[Stored items]
-------------------------

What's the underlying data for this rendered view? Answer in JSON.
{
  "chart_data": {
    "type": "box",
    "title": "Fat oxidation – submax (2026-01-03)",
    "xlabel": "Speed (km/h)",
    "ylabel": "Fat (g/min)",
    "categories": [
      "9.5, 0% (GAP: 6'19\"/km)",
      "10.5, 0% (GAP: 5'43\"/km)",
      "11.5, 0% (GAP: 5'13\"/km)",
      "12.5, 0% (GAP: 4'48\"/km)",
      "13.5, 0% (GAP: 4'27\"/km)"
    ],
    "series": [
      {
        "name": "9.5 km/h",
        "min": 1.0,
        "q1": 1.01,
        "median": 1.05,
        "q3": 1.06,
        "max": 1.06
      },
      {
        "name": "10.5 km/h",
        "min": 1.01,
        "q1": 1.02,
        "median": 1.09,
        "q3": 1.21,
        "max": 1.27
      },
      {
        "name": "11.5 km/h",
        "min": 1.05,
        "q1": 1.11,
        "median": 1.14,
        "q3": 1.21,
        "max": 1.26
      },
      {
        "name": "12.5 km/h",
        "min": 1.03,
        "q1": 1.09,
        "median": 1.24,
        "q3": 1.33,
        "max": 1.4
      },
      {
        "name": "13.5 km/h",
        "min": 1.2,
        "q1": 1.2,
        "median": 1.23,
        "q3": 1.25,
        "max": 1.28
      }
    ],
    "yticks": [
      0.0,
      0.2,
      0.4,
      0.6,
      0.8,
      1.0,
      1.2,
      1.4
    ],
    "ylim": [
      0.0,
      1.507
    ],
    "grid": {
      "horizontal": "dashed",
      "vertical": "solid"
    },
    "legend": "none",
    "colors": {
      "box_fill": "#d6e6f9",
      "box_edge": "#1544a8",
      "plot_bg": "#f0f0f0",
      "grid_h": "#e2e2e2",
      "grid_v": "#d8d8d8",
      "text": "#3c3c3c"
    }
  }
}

-------------------------

[TASK TO COMPLETE]
Which lines hold the string "name"? Copy all of them from the data above.

[SOLUTION TO THIS PROBLEM]
        "name": "9.5 km/h",
        "name": "10.5 km/h",
        "name": "11.5 km/h",
        "name": "12.5 km/h",
        "name": "13.5 km/h",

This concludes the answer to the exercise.